Le problème >>
Donnez la suite du texte sur l’universalisme du judéo-christianisme, en commençant juste après sa dernière phrase.

Reste que le judaïsme est menacé de neutralisation, c’est-à-dire de ne pas répandre son universalisme auprès de tous les hommes, parce que le principe de cet universalisme est l’élection. Or cette élection, offerte à tous les hommes comme l’a montré Lévinas et qui appelle chacun à devenir individu, est foncièrement rejetée par les hommes : elle n’a été adoptée initialement que par le peuple juif qui a pu sembler se la réserver, suscitant par là même l’envie et la haine chez les autres peuples.

 

Le christianisme, quant à lui, répand bien, par la grâce qu’il proclame et qui rend acceptable l’élection, l’universalisme véritable, avec toutes les valeurs impliquées par le Décalogue (notamment l’amour du prochain). Mais l’universalisme tend alors à se fausser, dès lors que la grâce semble effacer toute exigence morale (on a reçu la grâce, on n’a rien à faire de plus). Le christianisme est ainsi constamment menacé de repaganisation — le plus significativement quand il fait du peuple juif, dont il hérite pourtant, sa victime sacrificielle.

 

Ma thèse est que cette « neutralisation » et cette « repaganisation » sont vouées à disparaître après l’Holocauste : c’est alors que l’universalité du judéo-christianisme peut être clairement dégagée.

 

Or on peut retrouver dans des mondes culturels non occidentaux la place décisive que le judéo-christianisme donne à l’individu, et donc y confirmer son universalisme. Le bouddhisme, où se rassemblent toutes les religions orientales et extrême-orientales, ne proclame certes pas l’individu et même, le dénonçant, exalte le maître.

 

Mais on ne peut devenir un maître, un exemple pour les autres, qu’en ayant parcouru jusqu’au bout les voies de l’individu.

Extrait de données >>
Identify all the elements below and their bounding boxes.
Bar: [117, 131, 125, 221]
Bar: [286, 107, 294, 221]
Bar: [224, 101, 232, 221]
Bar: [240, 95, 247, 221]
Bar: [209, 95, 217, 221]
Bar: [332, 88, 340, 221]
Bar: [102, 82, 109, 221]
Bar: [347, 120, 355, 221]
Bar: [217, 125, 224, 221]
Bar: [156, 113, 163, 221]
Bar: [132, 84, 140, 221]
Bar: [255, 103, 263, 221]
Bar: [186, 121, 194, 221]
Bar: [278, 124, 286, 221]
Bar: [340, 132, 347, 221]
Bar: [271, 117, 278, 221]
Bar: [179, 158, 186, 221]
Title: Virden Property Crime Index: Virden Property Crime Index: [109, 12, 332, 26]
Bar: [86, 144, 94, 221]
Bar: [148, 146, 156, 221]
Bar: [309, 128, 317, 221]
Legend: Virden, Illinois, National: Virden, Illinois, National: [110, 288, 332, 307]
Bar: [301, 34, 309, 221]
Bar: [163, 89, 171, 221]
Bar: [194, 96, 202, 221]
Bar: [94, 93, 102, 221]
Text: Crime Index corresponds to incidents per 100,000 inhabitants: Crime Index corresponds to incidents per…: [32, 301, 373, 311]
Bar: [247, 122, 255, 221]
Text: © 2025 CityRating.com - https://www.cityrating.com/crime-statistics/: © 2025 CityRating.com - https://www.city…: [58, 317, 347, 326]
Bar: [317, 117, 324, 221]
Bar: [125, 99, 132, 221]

Réponse finale >>
De même que, devenu individu, on doit accepter (et cela vaut pour l’universalisme occidental) d’être un maître, un exemple pour les autres. L’islam lui non plus ne proclame pas l’individu et, contre l’individu, exalte le serviteur, le serviteur de l’Autre divin et de la communauté. Mais l’homme ne peut s’engager vraiment sur les voies de l’individualité qu’en se sachant et en se voulant un tel serviteur. Sinon (et cela vaut à nouveau pour l’universalisme occidental), l’individu qu’on prétendra être devenu risque de n’être qu’illusion et enflure narcissique.

 
 

Vous écrivez dans votre ouvrage que le judéo-christianisme a fondé une éthique qui appelle tous les hommes à accéder à l’individualité véritable. De quelle individualité s’agit-il et quelle distinction faites-vous entre cette individualité et l’individualisme ?

 

L’individu véritable n’est pas l’individu de l’individualisme, c’est-à-dire un individu qui n’a rien de plus à faire qu’à être lui-même, à jouir de lui-même, de ses facultés, indifférent à ce qui ne lui est pas utile ou profitable.

 

L’humain n’est pas d’emblée un individu véritable. Il a à se faire un tel individu et, pour cela, à « payer le prix », comme disent tant Lacan que Foucault.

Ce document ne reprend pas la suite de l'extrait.